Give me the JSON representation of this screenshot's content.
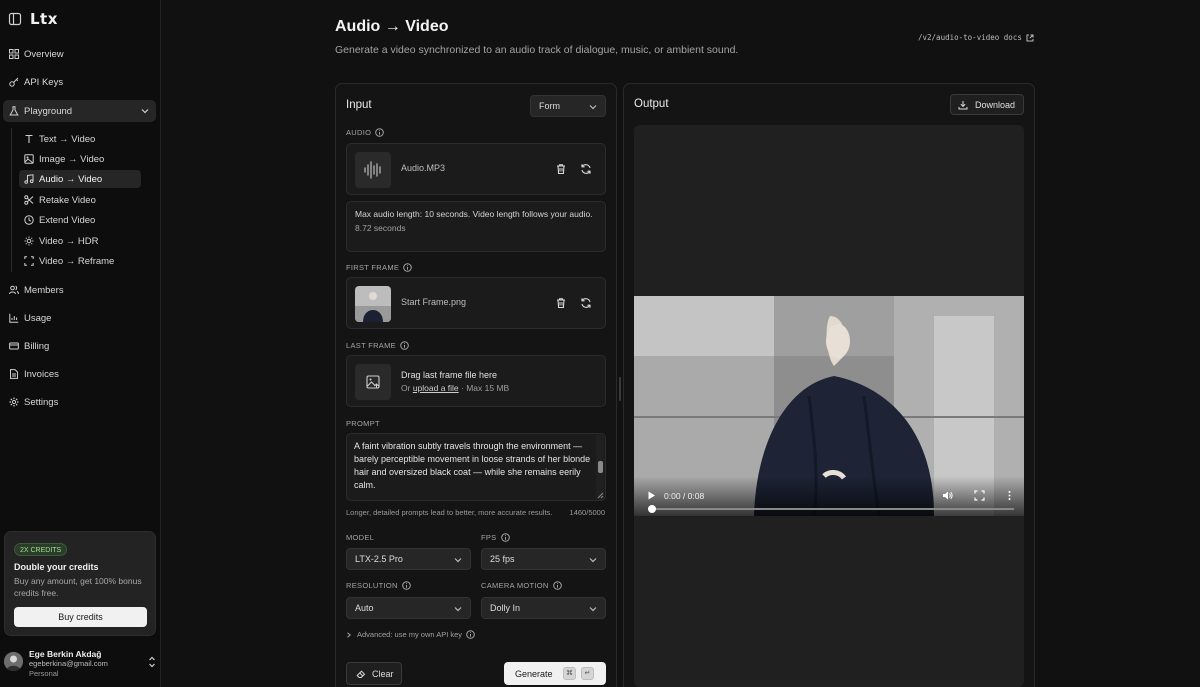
{
  "sidebar": {
    "logo": "Ltx",
    "nav": {
      "overview": "Overview",
      "api_keys": "API Keys",
      "playground": "Playground",
      "members": "Members",
      "usage": "Usage",
      "billing": "Billing",
      "invoices": "Invoices",
      "settings": "Settings"
    },
    "sub": {
      "text_video": "Text → Video",
      "image_video": "Image → Video",
      "audio_video": "Audio → Video",
      "retake_video": "Retake Video",
      "extend_video": "Extend Video",
      "video_hdr": "Video → HDR",
      "video_reframe": "Video → Reframe"
    },
    "promo": {
      "badge": "2X CREDITS",
      "title": "Double your credits",
      "text": "Buy any amount, get 100% bonus credits free.",
      "button": "Buy credits"
    },
    "user": {
      "name": "Ege Berkin Akdağ",
      "email": "egeberkina@gmail.com",
      "plan": "Personal"
    }
  },
  "header": {
    "title": "Audio → Video",
    "subtitle": "Generate a video synchronized to an audio track of dialogue, music, or ambient sound.",
    "docs_link": "/v2/audio-to-video docs"
  },
  "input": {
    "title": "Input",
    "mode": "Form",
    "audio": {
      "label": "AUDIO",
      "file": "Audio.MP3",
      "info": "Max audio length: 10 seconds. Video length follows your audio.",
      "duration": "8.72 seconds"
    },
    "first_frame": {
      "label": "FIRST FRAME",
      "file": "Start Frame.png"
    },
    "last_frame": {
      "label": "LAST FRAME",
      "drop_title": "Drag last frame file here",
      "drop_or": "Or ",
      "drop_link": "upload a file",
      "drop_max": " · Max 15 MB"
    },
    "prompt": {
      "label": "PROMPT",
      "value": "A faint vibration subtly travels through the environment — barely perceptible movement in loose strands of her blonde hair and oversized black coat — while she remains eerily calm.",
      "hint": "Longer, detailed prompts lead to better, more accurate results.",
      "counter": "1460/5000"
    },
    "model": {
      "label": "MODEL",
      "value": "LTX-2.5 Pro"
    },
    "fps": {
      "label": "FPS",
      "value": "25 fps"
    },
    "resolution": {
      "label": "RESOLUTION",
      "value": "Auto"
    },
    "camera_motion": {
      "label": "CAMERA MOTION",
      "value": "Dolly In"
    },
    "advanced": "Advanced: use my own API key",
    "clear": "Clear",
    "generate": "Generate",
    "kbd_cmd": "⌘",
    "kbd_enter": "↵"
  },
  "output": {
    "title": "Output",
    "download": "Download",
    "video_time": "0:00 / 0:08",
    "progress": 0.0
  }
}
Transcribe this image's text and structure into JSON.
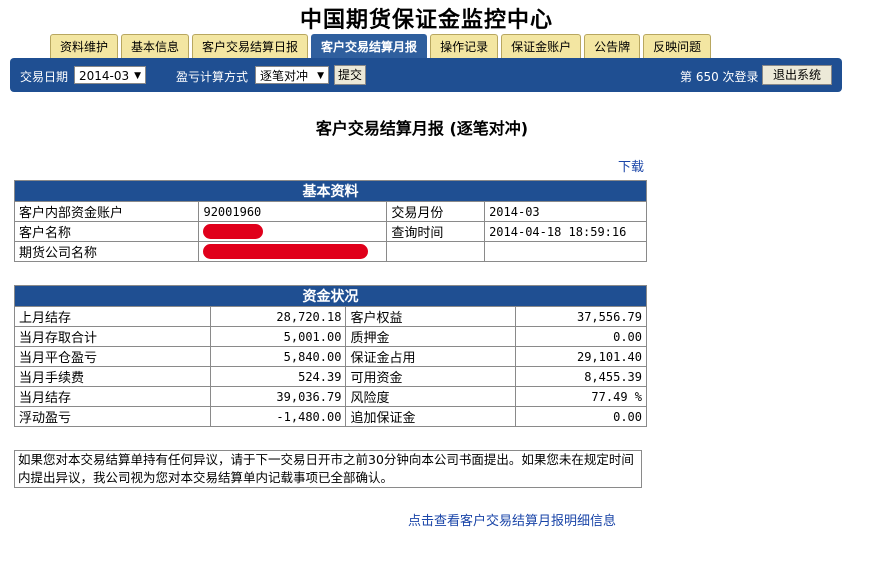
{
  "site_title": "中国期货保证金监控中心",
  "tabs": [
    "资料维护",
    "基本信息",
    "客户交易结算日报",
    "客户交易结算月报",
    "操作记录",
    "保证金账户",
    "公告牌",
    "反映问题"
  ],
  "active_tab": 3,
  "toolbar": {
    "trade_date_label": "交易日期",
    "trade_date_value": "2014-03",
    "calc_method_label": "盈亏计算方式",
    "calc_method_value": "逐笔对冲",
    "submit_label": "提交",
    "login_count": "第 650 次登录",
    "logout_label": "退出系统"
  },
  "page_heading": "客户交易结算月报 (逐笔对冲)",
  "download_label": "下载",
  "basic_info": {
    "header": "基本资料",
    "account_label": "客户内部资金账户",
    "account_value": "92001960",
    "month_label": "交易月份",
    "month_value": "2014-03",
    "name_label": "客户名称",
    "query_time_label": "查询时间",
    "query_time_value": "2014-04-18 18:59:16",
    "company_label": "期货公司名称"
  },
  "funds": {
    "header": "资金状况",
    "rows": [
      {
        "l1": "上月结存",
        "v1": "28,720.18",
        "l2": "客户权益",
        "v2": "37,556.79"
      },
      {
        "l1": "当月存取合计",
        "v1": "5,001.00",
        "l2": "质押金",
        "v2": "0.00"
      },
      {
        "l1": "当月平仓盈亏",
        "v1": "5,840.00",
        "l2": "保证金占用",
        "v2": "29,101.40"
      },
      {
        "l1": "当月手续费",
        "v1": "524.39",
        "l2": "可用资金",
        "v2": "8,455.39"
      },
      {
        "l1": "当月结存",
        "v1": "39,036.79",
        "l2": "风险度",
        "v2": "77.49 %"
      },
      {
        "l1": "浮动盈亏",
        "v1": "-1,480.00",
        "l2": "追加保证金",
        "v2": "0.00"
      }
    ]
  },
  "notice": "如果您对本交易结算单持有任何异议，请于下一交易日开市之前30分钟向本公司书面提出。如果您未在规定时间内提出异议，我公司视为您对本交易结算单内记载事项已全部确认。",
  "detail_link": "点击查看客户交易结算月报明细信息"
}
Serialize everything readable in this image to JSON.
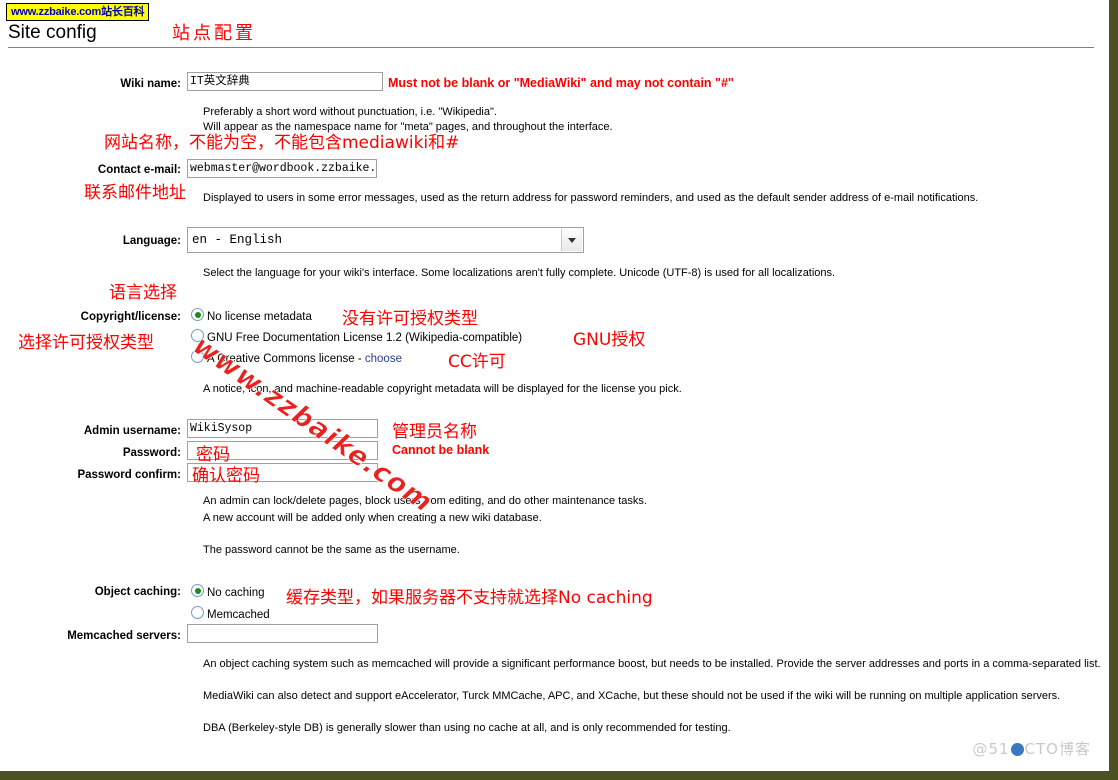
{
  "banner": {
    "text": "www.zzbaike.com站长百科"
  },
  "header": {
    "title": "Site config",
    "title_cn": "站点配置"
  },
  "form": {
    "wiki_name": {
      "label": "Wiki name:",
      "value": "IT英文辞典",
      "error": "Must not be blank or \"MediaWiki\" and may not contain \"#\"",
      "help1": "Preferably a short word without punctuation, i.e. \"Wikipedia\".",
      "help2": "Will appear as the namespace name for \"meta\" pages, and throughout the interface.",
      "annotation": "网站名称，不能为空，不能包含mediawiki和#"
    },
    "contact_email": {
      "label": "Contact e-mail:",
      "value": "webmaster@wordbook.zzbaike.",
      "help": "Displayed to users in some error messages, used as the return address for password reminders, and used as the default sender address of e-mail notifications.",
      "annotation": "联系邮件地址"
    },
    "language": {
      "label": "Language:",
      "value": "en - English",
      "help": "Select the language for your wiki's interface. Some localizations aren't fully complete. Unicode (UTF-8) is used for all localizations.",
      "annotation": "语言选择"
    },
    "copyright": {
      "label": "Copyright/license:",
      "annotation": "选择许可授权类型",
      "options": [
        {
          "label": "No license metadata",
          "selected": true,
          "annotation": "没有许可授权类型"
        },
        {
          "label": "GNU Free Documentation License 1.2 (Wikipedia-compatible)",
          "selected": false,
          "annotation": "GNU授权"
        },
        {
          "label": "A Creative Commons license",
          "link": "choose",
          "selected": false,
          "annotation": "CC许可"
        }
      ],
      "help": "A notice, icon, and machine-readable copyright metadata will be displayed for the license you pick."
    },
    "admin_username": {
      "label": "Admin username:",
      "value": "WikiSysop",
      "annotation": "管理员名称"
    },
    "password": {
      "label": "Password:",
      "value": "",
      "error": "Cannot be blank",
      "annotation": "密码"
    },
    "password_confirm": {
      "label": "Password confirm:",
      "value": "",
      "annotation": "确认密码"
    },
    "admin_help": {
      "line1": "An admin can lock/delete pages, block users from editing, and do other maintenance tasks.",
      "line2": "A new account will be added only when creating a new wiki database.",
      "line3": "The password cannot be the same as the username."
    },
    "object_caching": {
      "label": "Object caching:",
      "annotation": "缓存类型，如果服务器不支持就选择No caching",
      "options": [
        {
          "label": "No caching",
          "selected": true
        },
        {
          "label": "Memcached",
          "selected": false
        }
      ]
    },
    "memcached_servers": {
      "label": "Memcached servers:",
      "value": ""
    },
    "caching_help": {
      "line1": "An object caching system such as memcached will provide a significant performance boost, but needs to be installed. Provide the server addresses and ports in a comma-separated list.",
      "line2": "MediaWiki can also detect and support eAccelerator, Turck MMCache, APC, and XCache, but these should not be used if the wiki will be running on multiple application servers.",
      "line3": "DBA (Berkeley-style DB) is generally slower than using no cache at all, and is only recommended for testing."
    }
  },
  "watermarks": {
    "diagonal": "www.zzbaike.com",
    "corner_prefix": "@51",
    "corner_suffix": "CTO博客"
  },
  "colors": {
    "accent_red": "#ff0000",
    "banner_bg": "#ffff00",
    "banner_fg": "#0000bb",
    "border": "#4e5222"
  }
}
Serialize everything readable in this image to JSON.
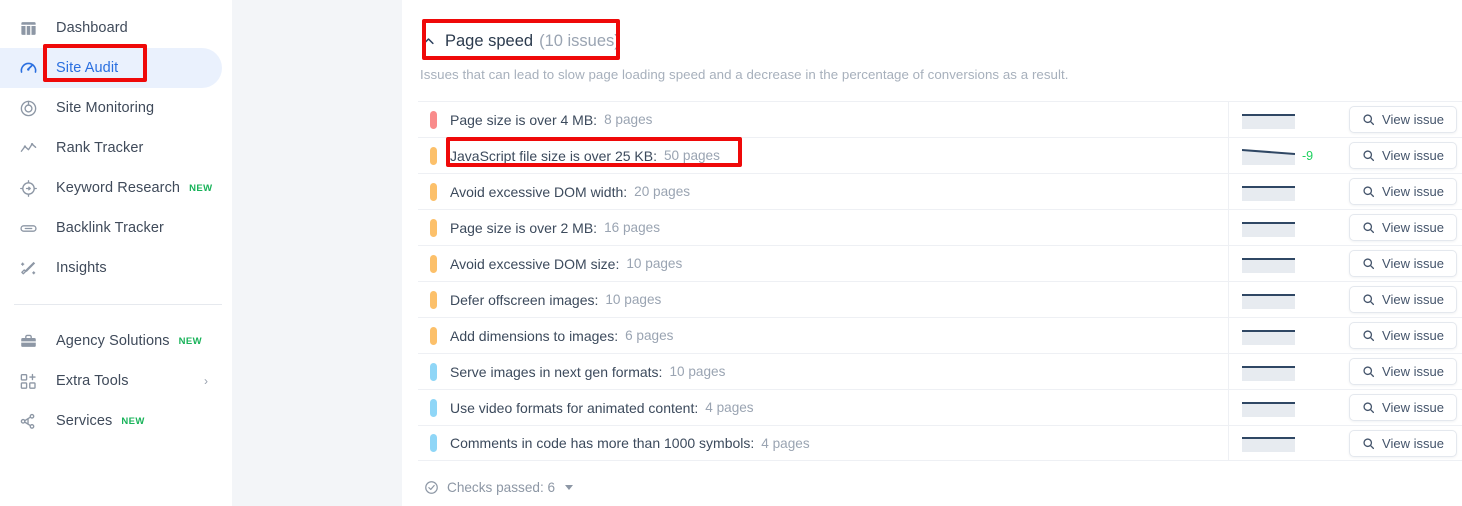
{
  "sidebar": {
    "items": [
      {
        "label": "Dashboard",
        "icon": "dashboard-icon",
        "active": false,
        "badge": "",
        "chevron": false
      },
      {
        "label": "Site Audit",
        "icon": "site-audit-icon",
        "active": true,
        "badge": "",
        "chevron": false
      },
      {
        "label": "Site Monitoring",
        "icon": "site-monitoring-icon",
        "active": false,
        "badge": "",
        "chevron": false
      },
      {
        "label": "Rank Tracker",
        "icon": "rank-tracker-icon",
        "active": false,
        "badge": "",
        "chevron": false
      },
      {
        "label": "Keyword Research",
        "icon": "keyword-research-icon",
        "active": false,
        "badge": "NEW",
        "chevron": false
      },
      {
        "label": "Backlink Tracker",
        "icon": "backlink-tracker-icon",
        "active": false,
        "badge": "",
        "chevron": false
      },
      {
        "label": "Insights",
        "icon": "insights-icon",
        "active": false,
        "badge": "",
        "chevron": false
      }
    ],
    "items_secondary": [
      {
        "label": "Agency Solutions",
        "icon": "briefcase-icon",
        "active": false,
        "badge": "NEW",
        "chevron": false
      },
      {
        "label": "Extra Tools",
        "icon": "extra-tools-icon",
        "active": false,
        "badge": "",
        "chevron": true
      },
      {
        "label": "Services",
        "icon": "services-icon",
        "active": false,
        "badge": "NEW",
        "chevron": false
      }
    ]
  },
  "section": {
    "collapse_icon": "chevron-up-icon",
    "title": "Page speed",
    "count": "(10 issues)",
    "description": "Issues that can lead to slow page loading speed and a decrease in the percentage of conversions as a result."
  },
  "issues": {
    "view_issue_label": "View issue",
    "search_icon": "search-icon",
    "rows": [
      {
        "label": "Page size is over 4 MB:",
        "count": "8 pages",
        "severity": "critical",
        "severity_color": "#f98b8b",
        "delta": "",
        "spark_slope": 0
      },
      {
        "label": "JavaScript file size is over 25 KB:",
        "count": "50 pages",
        "severity": "warning",
        "severity_color": "#fcc06a",
        "delta": "-9",
        "spark_slope": 1
      },
      {
        "label": "Avoid excessive DOM width:",
        "count": "20 pages",
        "severity": "warning",
        "severity_color": "#fcc06a",
        "delta": "",
        "spark_slope": 0
      },
      {
        "label": "Page size is over 2 MB:",
        "count": "16 pages",
        "severity": "warning",
        "severity_color": "#fcc06a",
        "delta": "",
        "spark_slope": 0
      },
      {
        "label": "Avoid excessive DOM size:",
        "count": "10 pages",
        "severity": "warning",
        "severity_color": "#fcc06a",
        "delta": "",
        "spark_slope": 0
      },
      {
        "label": "Defer offscreen images:",
        "count": "10 pages",
        "severity": "warning",
        "severity_color": "#fcc06a",
        "delta": "",
        "spark_slope": 0
      },
      {
        "label": "Add dimensions to images:",
        "count": "6 pages",
        "severity": "warning",
        "severity_color": "#fcc06a",
        "delta": "",
        "spark_slope": 0
      },
      {
        "label": "Serve images in next gen formats:",
        "count": "10 pages",
        "severity": "notice",
        "severity_color": "#8fd6f7",
        "delta": "",
        "spark_slope": 0
      },
      {
        "label": "Use video formats for animated content:",
        "count": "4 pages",
        "severity": "notice",
        "severity_color": "#8fd6f7",
        "delta": "",
        "spark_slope": 0
      },
      {
        "label": "Comments in code has more than 1000 symbols:",
        "count": "4 pages",
        "severity": "notice",
        "severity_color": "#8fd6f7",
        "delta": "",
        "spark_slope": 0
      }
    ]
  },
  "footer": {
    "checks_icon": "check-circle-icon",
    "checks_label": "Checks passed: 6"
  },
  "highlights": [
    {
      "name": "site-audit",
      "color": "#ef0909"
    },
    {
      "name": "page-speed-heading",
      "color": "#ef0909"
    },
    {
      "name": "javascript-file-size-row",
      "color": "#ef0909"
    }
  ]
}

■ ■ ■ ■

### [Required work]
From the records above, copy every line that holds the word "annotation".

### [Answer for the task]
      "annotation": "网站名称，不能为空，不能包含mediawiki和#"
      "annotation": "联系邮件地址"
      "annotation": "语言选择"
      "annotation": "选择许可授权类型",
          "annotation": "没有许可授权类型"
          "annotation": "GNU授权"
          "annotation": "CC许可"
      "annotation": "管理员名称"
      "annotation": "密码"
      "annotation": "确认密码"
      "annotation": "缓存类型，如果服务器不支持就选择No caching",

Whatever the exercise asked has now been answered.